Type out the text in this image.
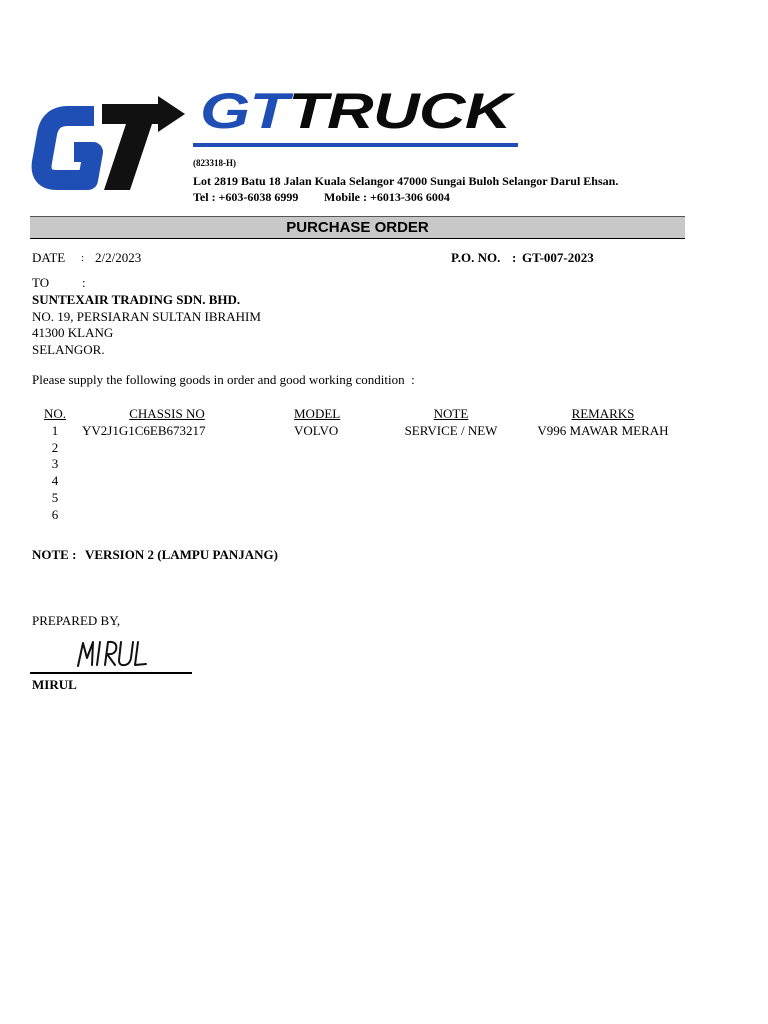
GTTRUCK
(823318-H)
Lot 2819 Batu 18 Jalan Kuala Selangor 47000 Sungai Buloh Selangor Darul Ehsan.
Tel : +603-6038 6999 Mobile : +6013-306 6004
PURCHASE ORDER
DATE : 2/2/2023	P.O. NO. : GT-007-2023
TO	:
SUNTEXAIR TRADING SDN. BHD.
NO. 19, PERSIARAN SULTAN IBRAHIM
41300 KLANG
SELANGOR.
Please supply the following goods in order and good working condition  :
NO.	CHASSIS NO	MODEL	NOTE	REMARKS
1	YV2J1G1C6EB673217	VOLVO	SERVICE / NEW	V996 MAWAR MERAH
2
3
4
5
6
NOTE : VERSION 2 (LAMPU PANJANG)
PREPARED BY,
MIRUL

--- Requirements ---
Every entry must be reproduced exactly, with the images left out.

--- Exercise output ---
Type out the text in this image.
GTTRUCK
(823318-H)
Lot 2819 Batu 18 Jalan Kuala Selangor 47000 Sungai Buloh Selangor Darul Ehsan.
Tel : +603-6038 6999 Mobile : +6013-306 6004
PURCHASE ORDER
DATE : 2/2/2023	P.O. NO. : GT-007-2023
TO	:
SUNTEXAIR TRADING SDN. BHD.
NO. 19, PERSIARAN SULTAN IBRAHIM
41300 KLANG
SELANGOR.
Please supply the following goods in order and good working condition  :
NO.	CHASSIS NO	MODEL	NOTE	REMARKS
1	YV2J1G1C6EB673217	VOLVO	SERVICE / NEW	V996 MAWAR MERAH
2
3
4
5
6
NOTE : VERSION 2 (LAMPU PANJANG)
PREPARED BY,
MIRUL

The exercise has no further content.